◆ **EXERCISE**
Collect all the lines that mention the word "type".

Structured figure records

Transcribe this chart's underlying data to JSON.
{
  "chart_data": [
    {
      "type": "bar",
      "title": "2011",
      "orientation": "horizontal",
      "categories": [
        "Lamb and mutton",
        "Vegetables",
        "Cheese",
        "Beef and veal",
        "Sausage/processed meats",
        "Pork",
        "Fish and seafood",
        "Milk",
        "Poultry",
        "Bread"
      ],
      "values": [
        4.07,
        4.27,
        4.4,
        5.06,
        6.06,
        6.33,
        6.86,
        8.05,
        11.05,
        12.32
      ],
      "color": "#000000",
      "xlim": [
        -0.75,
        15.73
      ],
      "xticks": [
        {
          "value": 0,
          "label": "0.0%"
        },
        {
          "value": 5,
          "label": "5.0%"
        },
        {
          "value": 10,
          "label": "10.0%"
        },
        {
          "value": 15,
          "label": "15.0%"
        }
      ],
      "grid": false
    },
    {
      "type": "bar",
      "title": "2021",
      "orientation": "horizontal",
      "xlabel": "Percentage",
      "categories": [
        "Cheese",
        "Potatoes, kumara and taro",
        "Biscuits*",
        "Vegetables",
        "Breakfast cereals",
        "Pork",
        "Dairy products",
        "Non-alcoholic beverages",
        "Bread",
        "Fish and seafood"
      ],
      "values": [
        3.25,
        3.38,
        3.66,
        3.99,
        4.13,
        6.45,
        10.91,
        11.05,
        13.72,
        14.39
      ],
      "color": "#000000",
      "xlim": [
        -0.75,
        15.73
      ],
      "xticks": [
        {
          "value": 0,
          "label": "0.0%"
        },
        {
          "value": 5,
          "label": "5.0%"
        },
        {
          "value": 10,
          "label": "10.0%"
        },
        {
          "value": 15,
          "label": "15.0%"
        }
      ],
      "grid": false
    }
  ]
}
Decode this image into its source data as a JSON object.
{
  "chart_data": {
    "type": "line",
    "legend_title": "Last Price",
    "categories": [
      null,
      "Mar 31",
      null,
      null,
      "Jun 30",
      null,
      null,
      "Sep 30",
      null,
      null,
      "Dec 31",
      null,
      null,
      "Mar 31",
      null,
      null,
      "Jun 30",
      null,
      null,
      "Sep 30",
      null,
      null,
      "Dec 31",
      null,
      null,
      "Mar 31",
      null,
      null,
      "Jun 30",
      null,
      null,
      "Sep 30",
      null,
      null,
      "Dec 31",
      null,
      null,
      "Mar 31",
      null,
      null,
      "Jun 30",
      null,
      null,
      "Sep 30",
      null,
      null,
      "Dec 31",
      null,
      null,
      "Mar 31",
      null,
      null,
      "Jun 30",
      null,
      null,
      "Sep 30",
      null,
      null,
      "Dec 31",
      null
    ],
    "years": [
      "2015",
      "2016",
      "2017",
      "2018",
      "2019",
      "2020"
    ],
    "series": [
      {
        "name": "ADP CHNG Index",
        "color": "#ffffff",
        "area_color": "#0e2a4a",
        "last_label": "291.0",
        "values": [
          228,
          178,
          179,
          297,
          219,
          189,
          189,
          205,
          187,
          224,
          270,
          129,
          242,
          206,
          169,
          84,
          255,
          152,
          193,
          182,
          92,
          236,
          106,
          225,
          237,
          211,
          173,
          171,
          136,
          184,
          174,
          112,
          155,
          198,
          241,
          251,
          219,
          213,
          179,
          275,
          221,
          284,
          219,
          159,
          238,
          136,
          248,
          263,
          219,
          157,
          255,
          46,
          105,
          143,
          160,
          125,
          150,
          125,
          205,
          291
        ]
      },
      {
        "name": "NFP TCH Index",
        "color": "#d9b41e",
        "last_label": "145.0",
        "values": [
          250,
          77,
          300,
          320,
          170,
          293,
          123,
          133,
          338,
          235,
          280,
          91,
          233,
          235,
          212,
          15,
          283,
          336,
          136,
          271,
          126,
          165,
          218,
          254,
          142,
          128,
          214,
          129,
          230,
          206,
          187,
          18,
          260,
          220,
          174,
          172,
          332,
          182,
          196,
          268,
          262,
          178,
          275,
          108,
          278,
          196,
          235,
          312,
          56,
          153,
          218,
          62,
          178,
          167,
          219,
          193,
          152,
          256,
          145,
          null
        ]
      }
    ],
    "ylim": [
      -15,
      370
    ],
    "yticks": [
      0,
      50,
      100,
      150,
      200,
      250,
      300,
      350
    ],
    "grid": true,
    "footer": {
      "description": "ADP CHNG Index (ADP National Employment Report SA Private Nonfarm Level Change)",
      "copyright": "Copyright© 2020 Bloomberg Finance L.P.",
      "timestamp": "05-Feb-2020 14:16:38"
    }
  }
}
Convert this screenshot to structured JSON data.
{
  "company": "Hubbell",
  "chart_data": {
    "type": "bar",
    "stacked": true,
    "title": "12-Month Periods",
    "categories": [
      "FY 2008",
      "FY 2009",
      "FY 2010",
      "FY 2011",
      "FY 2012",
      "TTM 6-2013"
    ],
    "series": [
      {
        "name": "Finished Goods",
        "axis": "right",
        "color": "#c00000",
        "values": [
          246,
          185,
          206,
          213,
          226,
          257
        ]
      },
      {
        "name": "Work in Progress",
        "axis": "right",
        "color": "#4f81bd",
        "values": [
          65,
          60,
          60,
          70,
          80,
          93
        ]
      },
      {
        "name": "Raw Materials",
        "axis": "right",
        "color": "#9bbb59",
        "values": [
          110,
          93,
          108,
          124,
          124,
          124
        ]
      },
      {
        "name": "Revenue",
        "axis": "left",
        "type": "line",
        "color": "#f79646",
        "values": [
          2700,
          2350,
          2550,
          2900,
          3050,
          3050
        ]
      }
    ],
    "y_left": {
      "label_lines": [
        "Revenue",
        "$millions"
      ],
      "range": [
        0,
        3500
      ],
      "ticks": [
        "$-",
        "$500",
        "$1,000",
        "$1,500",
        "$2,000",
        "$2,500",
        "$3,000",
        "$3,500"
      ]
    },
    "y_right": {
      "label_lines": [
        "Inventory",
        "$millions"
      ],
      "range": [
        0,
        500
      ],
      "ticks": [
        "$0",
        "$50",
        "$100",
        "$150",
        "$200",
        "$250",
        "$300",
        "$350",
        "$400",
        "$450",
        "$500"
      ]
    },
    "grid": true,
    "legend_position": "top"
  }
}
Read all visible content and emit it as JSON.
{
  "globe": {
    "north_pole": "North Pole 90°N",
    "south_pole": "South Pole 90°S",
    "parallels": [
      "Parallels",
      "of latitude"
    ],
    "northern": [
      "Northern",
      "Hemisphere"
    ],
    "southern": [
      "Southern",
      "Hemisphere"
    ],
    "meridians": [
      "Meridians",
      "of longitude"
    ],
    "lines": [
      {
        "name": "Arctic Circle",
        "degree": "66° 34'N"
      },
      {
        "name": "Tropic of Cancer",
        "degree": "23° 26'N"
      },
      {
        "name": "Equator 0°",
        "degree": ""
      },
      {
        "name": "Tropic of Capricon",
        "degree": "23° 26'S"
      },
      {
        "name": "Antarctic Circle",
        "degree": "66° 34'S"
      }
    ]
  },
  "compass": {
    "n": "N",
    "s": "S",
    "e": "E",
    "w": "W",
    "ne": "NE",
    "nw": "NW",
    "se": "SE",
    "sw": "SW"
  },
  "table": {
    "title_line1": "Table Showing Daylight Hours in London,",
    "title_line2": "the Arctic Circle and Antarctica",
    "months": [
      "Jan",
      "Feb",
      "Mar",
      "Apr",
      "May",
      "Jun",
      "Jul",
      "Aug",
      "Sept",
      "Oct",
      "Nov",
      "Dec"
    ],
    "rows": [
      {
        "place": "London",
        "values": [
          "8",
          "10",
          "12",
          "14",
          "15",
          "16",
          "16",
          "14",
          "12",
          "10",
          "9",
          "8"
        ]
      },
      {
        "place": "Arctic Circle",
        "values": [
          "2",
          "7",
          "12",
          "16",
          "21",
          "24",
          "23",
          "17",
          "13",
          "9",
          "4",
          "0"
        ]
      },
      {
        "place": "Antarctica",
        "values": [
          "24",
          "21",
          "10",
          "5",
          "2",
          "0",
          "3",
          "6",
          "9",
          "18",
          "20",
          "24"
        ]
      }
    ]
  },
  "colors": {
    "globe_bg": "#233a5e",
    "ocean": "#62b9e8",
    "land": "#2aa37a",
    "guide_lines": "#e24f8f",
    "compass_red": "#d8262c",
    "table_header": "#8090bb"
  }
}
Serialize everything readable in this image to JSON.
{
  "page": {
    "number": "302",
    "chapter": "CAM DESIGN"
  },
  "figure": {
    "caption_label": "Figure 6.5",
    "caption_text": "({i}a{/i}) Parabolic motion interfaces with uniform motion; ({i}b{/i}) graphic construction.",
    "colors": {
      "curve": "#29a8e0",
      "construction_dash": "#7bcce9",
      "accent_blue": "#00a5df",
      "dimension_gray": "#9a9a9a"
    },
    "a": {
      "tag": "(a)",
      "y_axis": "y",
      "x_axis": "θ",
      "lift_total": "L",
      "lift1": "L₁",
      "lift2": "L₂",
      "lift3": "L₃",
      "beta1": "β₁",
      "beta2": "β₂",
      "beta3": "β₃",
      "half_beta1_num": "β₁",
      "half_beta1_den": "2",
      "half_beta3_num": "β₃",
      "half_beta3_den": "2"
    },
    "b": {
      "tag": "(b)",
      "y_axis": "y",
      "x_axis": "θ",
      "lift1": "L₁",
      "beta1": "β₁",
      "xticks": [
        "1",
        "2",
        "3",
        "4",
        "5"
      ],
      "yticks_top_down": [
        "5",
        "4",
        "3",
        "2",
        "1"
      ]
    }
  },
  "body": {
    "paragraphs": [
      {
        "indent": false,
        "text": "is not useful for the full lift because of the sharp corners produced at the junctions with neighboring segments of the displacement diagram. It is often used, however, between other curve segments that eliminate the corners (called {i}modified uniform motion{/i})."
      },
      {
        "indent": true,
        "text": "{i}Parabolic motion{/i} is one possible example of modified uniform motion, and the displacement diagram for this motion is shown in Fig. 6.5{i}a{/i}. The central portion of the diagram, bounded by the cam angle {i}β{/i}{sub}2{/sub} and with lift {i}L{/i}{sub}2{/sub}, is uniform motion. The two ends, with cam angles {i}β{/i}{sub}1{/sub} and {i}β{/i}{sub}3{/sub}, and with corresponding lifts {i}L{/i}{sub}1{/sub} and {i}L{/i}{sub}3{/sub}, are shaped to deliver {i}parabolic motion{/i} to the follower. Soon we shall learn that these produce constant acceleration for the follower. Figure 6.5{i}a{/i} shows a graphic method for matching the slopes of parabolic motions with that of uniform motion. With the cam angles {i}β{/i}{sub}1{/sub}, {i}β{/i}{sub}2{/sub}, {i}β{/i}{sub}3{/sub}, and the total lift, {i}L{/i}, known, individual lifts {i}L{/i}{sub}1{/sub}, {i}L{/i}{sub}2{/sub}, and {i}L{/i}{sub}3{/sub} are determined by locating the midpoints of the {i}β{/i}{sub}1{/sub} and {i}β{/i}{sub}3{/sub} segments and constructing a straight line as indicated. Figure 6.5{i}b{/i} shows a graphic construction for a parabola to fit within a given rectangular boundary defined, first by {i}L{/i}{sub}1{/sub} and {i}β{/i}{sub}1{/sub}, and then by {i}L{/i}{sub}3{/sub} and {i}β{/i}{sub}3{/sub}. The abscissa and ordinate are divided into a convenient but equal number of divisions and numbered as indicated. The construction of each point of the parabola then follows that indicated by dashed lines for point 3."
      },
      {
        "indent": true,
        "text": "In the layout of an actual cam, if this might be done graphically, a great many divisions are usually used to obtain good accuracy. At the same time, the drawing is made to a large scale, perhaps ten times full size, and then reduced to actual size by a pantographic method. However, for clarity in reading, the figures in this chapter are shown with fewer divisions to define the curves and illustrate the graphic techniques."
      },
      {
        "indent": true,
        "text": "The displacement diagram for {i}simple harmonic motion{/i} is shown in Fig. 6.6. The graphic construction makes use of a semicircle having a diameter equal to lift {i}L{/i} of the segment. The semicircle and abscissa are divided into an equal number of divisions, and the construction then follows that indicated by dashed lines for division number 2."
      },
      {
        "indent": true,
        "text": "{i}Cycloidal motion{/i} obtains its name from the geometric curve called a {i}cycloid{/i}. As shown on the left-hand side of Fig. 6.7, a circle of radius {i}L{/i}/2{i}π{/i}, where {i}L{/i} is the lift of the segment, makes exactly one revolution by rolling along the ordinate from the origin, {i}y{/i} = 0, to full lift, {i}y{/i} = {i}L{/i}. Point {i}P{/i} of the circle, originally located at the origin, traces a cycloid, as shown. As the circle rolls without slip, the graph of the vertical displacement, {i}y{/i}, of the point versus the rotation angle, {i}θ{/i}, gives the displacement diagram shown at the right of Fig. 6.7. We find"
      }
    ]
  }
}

◆ **FULL ANSWER**
      "type": "bar",
      "type": "bar",
    "type": "line",
    "type": "bar",
        "type": "line",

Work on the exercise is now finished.